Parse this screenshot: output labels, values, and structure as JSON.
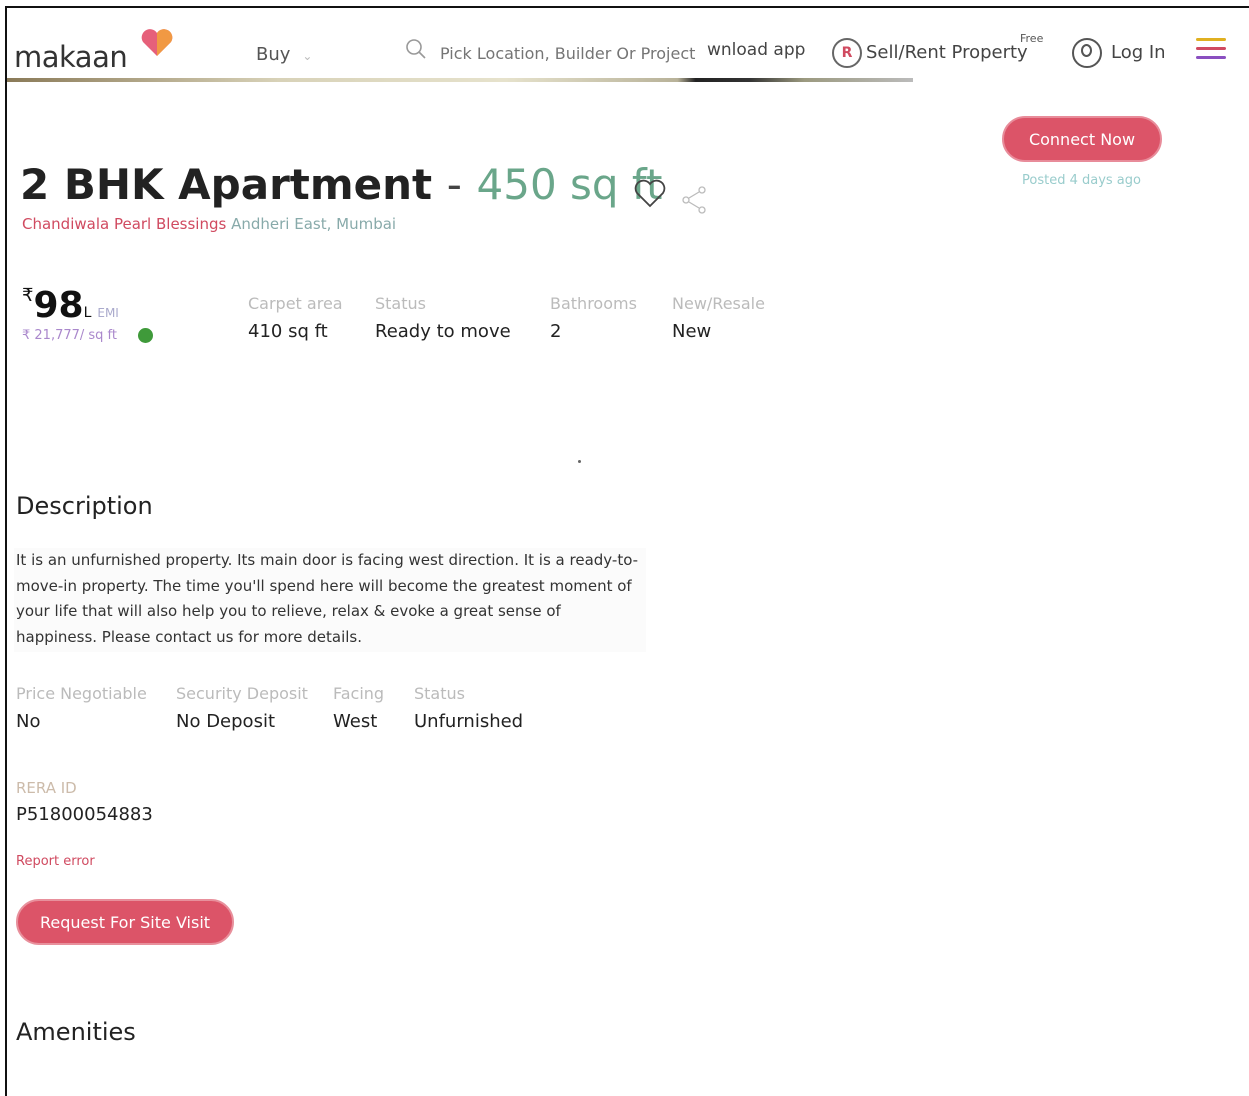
{
  "header": {
    "logo_text": "makaan",
    "nav_buy": "Buy",
    "search_placeholder": "Pick Location, Builder Or Project",
    "download_app": "wnload app",
    "sell_label": "Sell/Rent Property",
    "sell_badge": "Free",
    "login_label": "Log In",
    "menu_colors": [
      "#e0b020",
      "#d04a60",
      "#8a4fc0"
    ]
  },
  "cta": {
    "connect_label": "Connect Now",
    "posted": "Posted 4 days ago"
  },
  "listing": {
    "title": "2 BHK Apartment",
    "separator": "-",
    "size": "450 sq ft",
    "project": "Chandiwala Pearl Blessings",
    "locality": "Andheri East,",
    "city": "Mumbai",
    "price_symbol": "₹",
    "price_value": "98",
    "price_unit": "L",
    "emi_label": "EMI",
    "price_per_sqft": "₹ 21,777/ sq ft",
    "stats": [
      {
        "key": "Carpet area",
        "value": "410 sq ft"
      },
      {
        "key": "Status",
        "value": "Ready to move"
      },
      {
        "key": "Bathrooms",
        "value": "2"
      },
      {
        "key": "New/Resale",
        "value": "New"
      }
    ]
  },
  "description": {
    "heading": "Description",
    "text": "It is an unfurnished property. Its main door is facing west direction. It is a ready-to-move-in property. The time you'll spend here will become the greatest moment of your life that will also help you to relieve, relax & evoke a great sense of happiness. Please contact us for more details.",
    "details": [
      {
        "key": "Price Negotiable",
        "value": "No"
      },
      {
        "key": "Security Deposit",
        "value": "No Deposit"
      },
      {
        "key": "Facing",
        "value": "West"
      },
      {
        "key": "Status",
        "value": "Unfurnished"
      }
    ],
    "rera_label": "RERA ID",
    "rera_value": "P51800054883",
    "report_error": "Report error",
    "site_visit_label": "Request For Site Visit"
  },
  "amenities": {
    "heading": "Amenities"
  },
  "colors": {
    "accent": "#dc5468",
    "area_green": "#6aa68a",
    "verified_green": "#3f9a3a"
  }
}
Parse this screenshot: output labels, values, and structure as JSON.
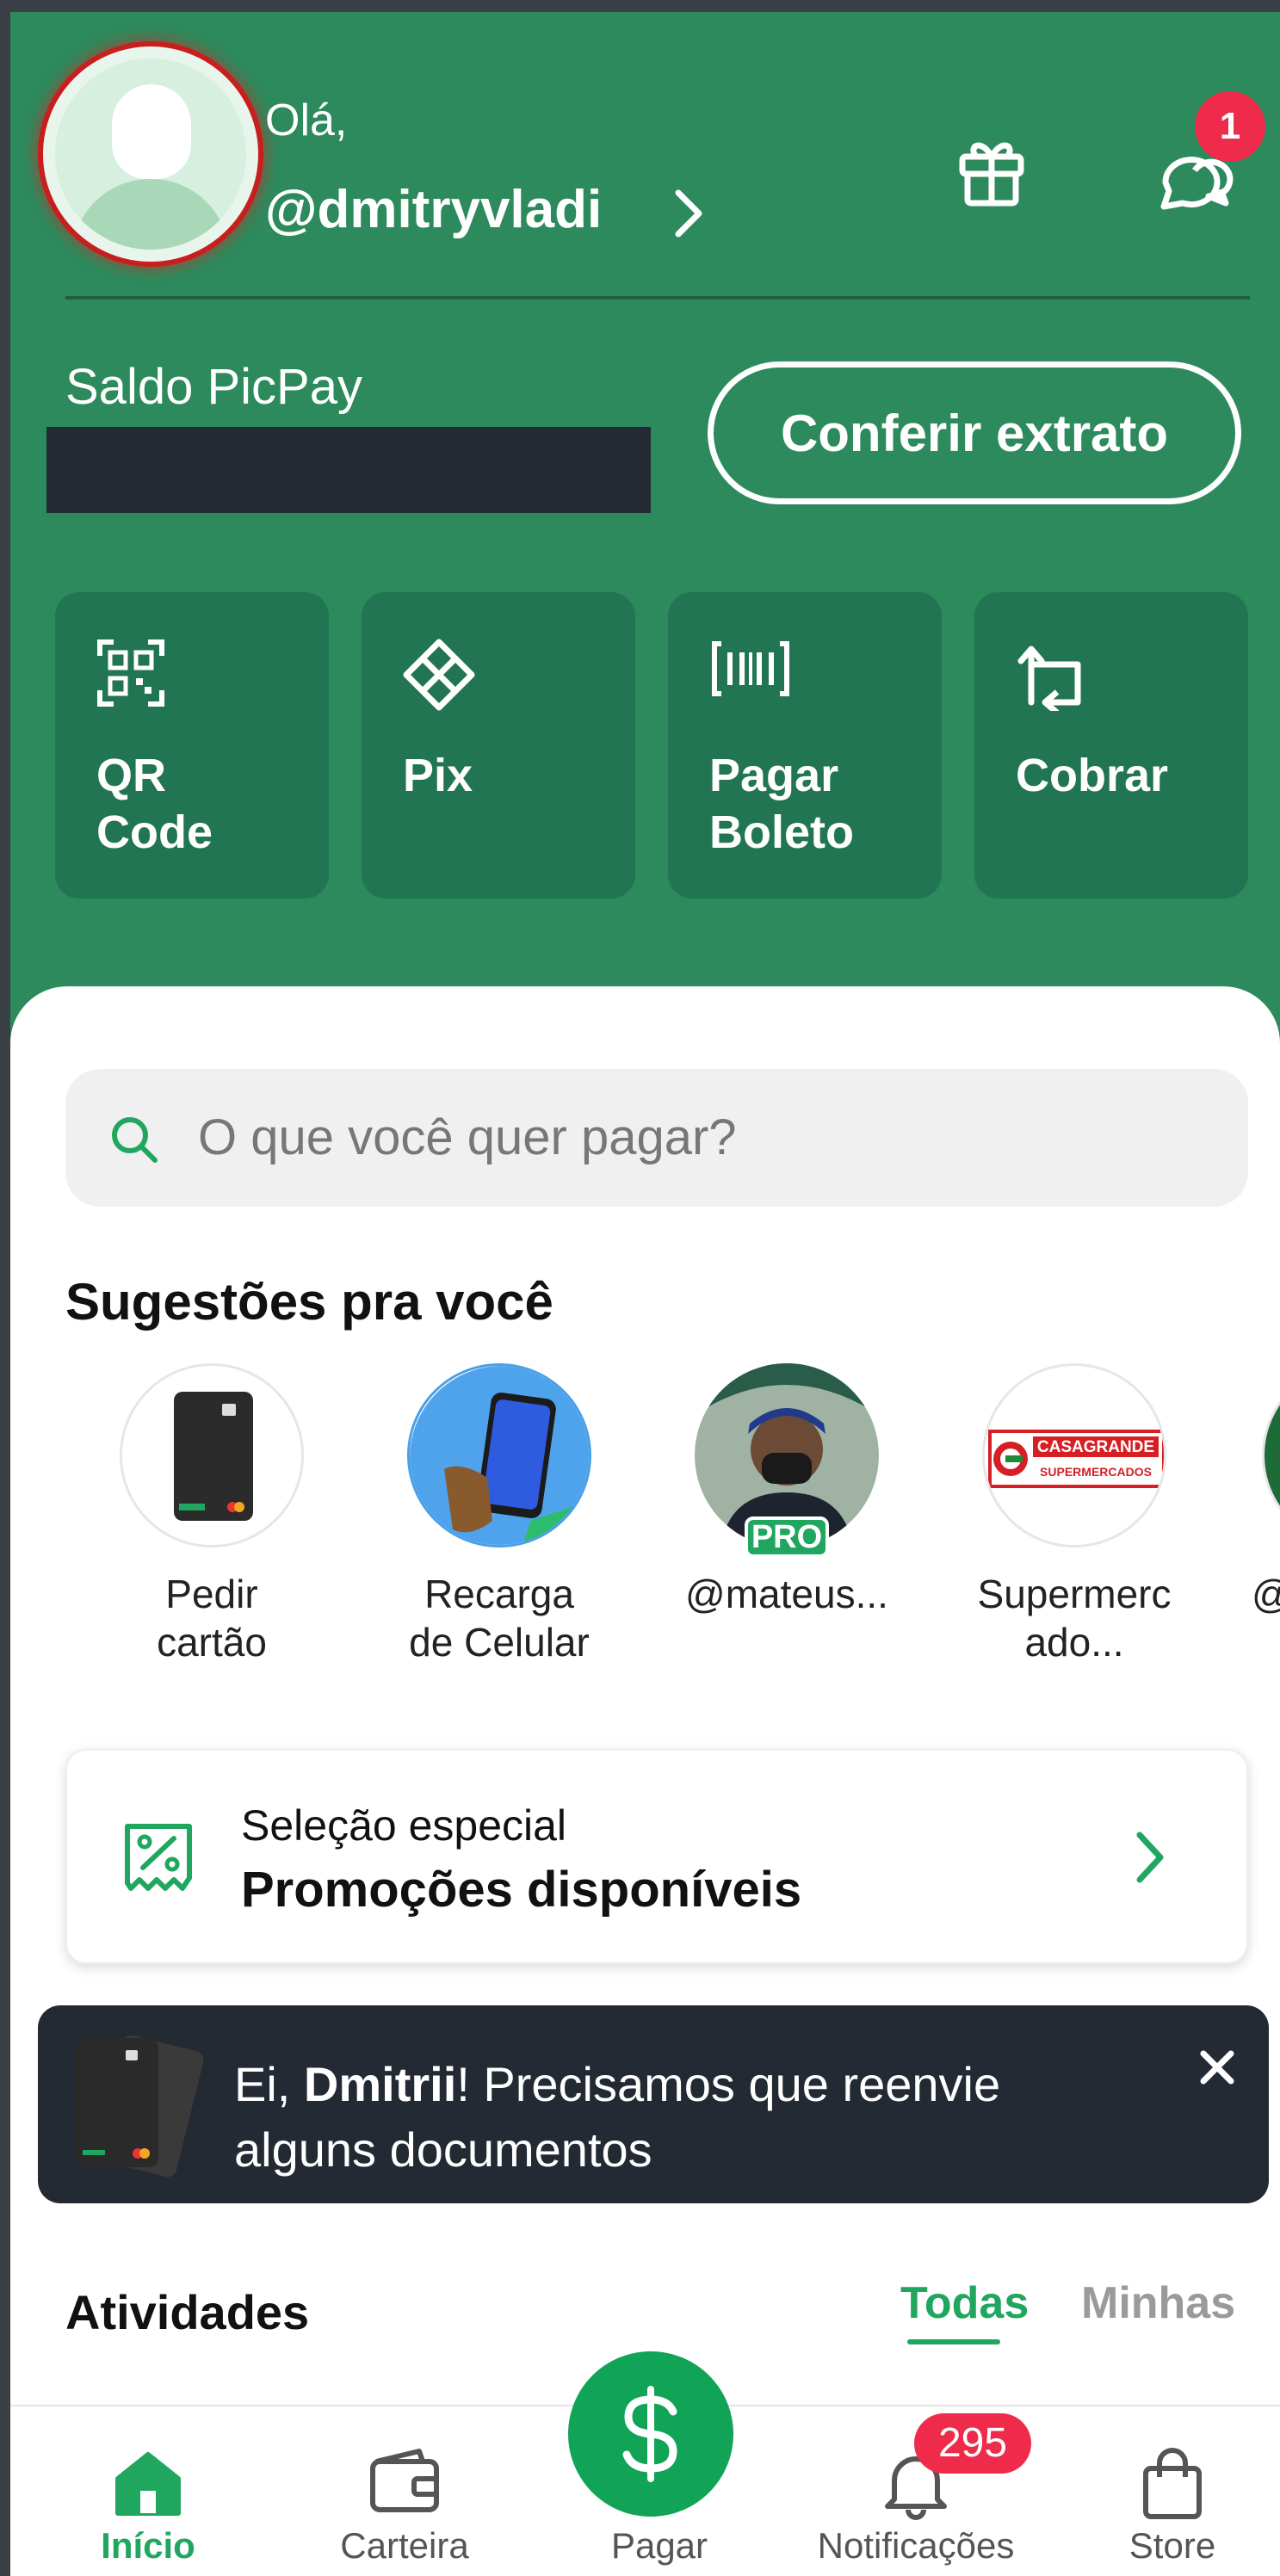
{
  "header": {
    "greeting": "Olá,",
    "username": "@dmitryvladi",
    "chat_badge_count": "1"
  },
  "balance": {
    "label": "Saldo PicPay",
    "statement_button": "Conferir extrato"
  },
  "actions": [
    {
      "label_line1": "QR",
      "label_line2": "Code",
      "icon": "qr-code-icon"
    },
    {
      "label_line1": "Pix",
      "label_line2": "",
      "icon": "pix-icon"
    },
    {
      "label_line1": "Pagar",
      "label_line2": "Boleto",
      "icon": "barcode-icon"
    },
    {
      "label_line1": "Cobrar",
      "label_line2": "",
      "icon": "charge-icon"
    }
  ],
  "search": {
    "placeholder": "O que você quer pagar?"
  },
  "suggestions": {
    "title": "Sugestões pra você",
    "items": [
      {
        "line1": "Pedir",
        "line2": "cartão"
      },
      {
        "line1": "Recarga",
        "line2": "de Celular"
      },
      {
        "line1": "@mateus...",
        "line2": "",
        "badge": "PRO"
      },
      {
        "line1": "Supermerc",
        "line2": "ado..."
      },
      {
        "line1": "@",
        "line2": ""
      }
    ],
    "store_logo_text_1": "CASAGRANDE",
    "store_logo_text_2": "SUPERMERCADOS"
  },
  "promo": {
    "kicker": "Seleção especial",
    "title": "Promoções disponíveis"
  },
  "toast": {
    "prefix": "Ei, ",
    "name": "Dmitrii",
    "line1_rest": "! Precisamos que reenvie",
    "line2": "alguns documentos"
  },
  "activities": {
    "title": "Atividades",
    "tab_all": "Todas",
    "tab_mine": "Minhas"
  },
  "nav": {
    "home": "Início",
    "wallet": "Carteira",
    "pay": "Pagar",
    "notifications": "Notificações",
    "notifications_badge": "295",
    "store": "Store"
  },
  "colors": {
    "brand_green": "#2c8a5c",
    "accent_green": "#21a660",
    "badge_red": "#ee2b4a",
    "dark": "#232a33"
  }
}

○ ○ ○ ○

» **Task prompt**: Print out the material word for word, omitting the pictures.

» **Exercise response**:
Parse this screenshot: output labels, values, and structure as JSON.
{
  "header": {
    "logo_text": "makaan",
    "nav_buy": "Buy",
    "search_placeholder": "Pick Location, Builder Or Project",
    "download_app": "wnload app",
    "sell_label": "Sell/Rent Property",
    "sell_badge": "Free",
    "login_label": "Log In",
    "menu_colors": [
      "#e0b020",
      "#d04a60",
      "#8a4fc0"
    ]
  },
  "cta": {
    "connect_label": "Connect Now",
    "posted": "Posted 4 days ago"
  },
  "listing": {
    "title": "2 BHK Apartment",
    "separator": "-",
    "size": "450 sq ft",
    "project": "Chandiwala Pearl Blessings",
    "locality": "Andheri East,",
    "city": "Mumbai",
    "price_symbol": "₹",
    "price_value": "98",
    "price_unit": "L",
    "emi_label": "EMI",
    "price_per_sqft": "₹ 21,777/ sq ft",
    "stats": [
      {
        "key": "Carpet area",
        "value": "410 sq ft"
      },
      {
        "key": "Status",
        "value": "Ready to move"
      },
      {
        "key": "Bathrooms",
        "value": "2"
      },
      {
        "key": "New/Resale",
        "value": "New"
      }
    ]
  },
  "description": {
    "heading": "Description",
    "text": "It is an unfurnished property. Its main door is facing west direction. It is a ready-to-move-in property. The time you'll spend here will become the greatest moment of your life that will also help you to relieve, relax & evoke a great sense of happiness. Please contact us for more details.",
    "details": [
      {
        "key": "Price Negotiable",
        "value": "No"
      },
      {
        "key": "Security Deposit",
        "value": "No Deposit"
      },
      {
        "key": "Facing",
        "value": "West"
      },
      {
        "key": "Status",
        "value": "Unfurnished"
      }
    ],
    "rera_label": "RERA ID",
    "rera_value": "P51800054883",
    "report_error": "Report error",
    "site_visit_label": "Request For Site Visit"
  },
  "amenities": {
    "heading": "Amenities"
  },
  "colors": {
    "accent": "#dc5468",
    "area_green": "#6aa68a",
    "verified_green": "#3f9a3a"
  }
}
Parse this screenshot: output labels, values, and structure as JSON.
{
  "header": {
    "greeting": "Olá,",
    "username": "@dmitryvladi",
    "chat_badge_count": "1"
  },
  "balance": {
    "label": "Saldo PicPay",
    "statement_button": "Conferir extrato"
  },
  "actions": [
    {
      "label_line1": "QR",
      "label_line2": "Code",
      "icon": "qr-code-icon"
    },
    {
      "label_line1": "Pix",
      "label_line2": "",
      "icon": "pix-icon"
    },
    {
      "label_line1": "Pagar",
      "label_line2": "Boleto",
      "icon": "barcode-icon"
    },
    {
      "label_line1": "Cobrar",
      "label_line2": "",
      "icon": "charge-icon"
    }
  ],
  "search": {
    "placeholder": "O que você quer pagar?"
  },
  "suggestions": {
    "title": "Sugestões pra você",
    "items": [
      {
        "line1": "Pedir",
        "line2": "cartão"
      },
      {
        "line1": "Recarga",
        "line2": "de Celular"
      },
      {
        "line1": "@mateus...",
        "line2": "",
        "badge": "PRO"
      },
      {
        "line1": "Supermerc",
        "line2": "ado..."
      },
      {
        "line1": "@",
        "line2": ""
      }
    ],
    "store_logo_text_1": "CASAGRANDE",
    "store_logo_text_2": "SUPERMERCADOS"
  },
  "promo": {
    "kicker": "Seleção especial",
    "title": "Promoções disponíveis"
  },
  "toast": {
    "prefix": "Ei, ",
    "name": "Dmitrii",
    "line1_rest": "! Precisamos que reenvie",
    "line2": "alguns documentos"
  },
  "activities": {
    "title": "Atividades",
    "tab_all": "Todas",
    "tab_mine": "Minhas"
  },
  "nav": {
    "home": "Início",
    "wallet": "Carteira",
    "pay": "Pagar",
    "notifications": "Notificações",
    "notifications_badge": "295",
    "store": "Store"
  },
  "colors": {
    "brand_green": "#2c8a5c",
    "accent_green": "#21a660",
    "badge_red": "#ee2b4a",
    "dark": "#232a33"
  }
}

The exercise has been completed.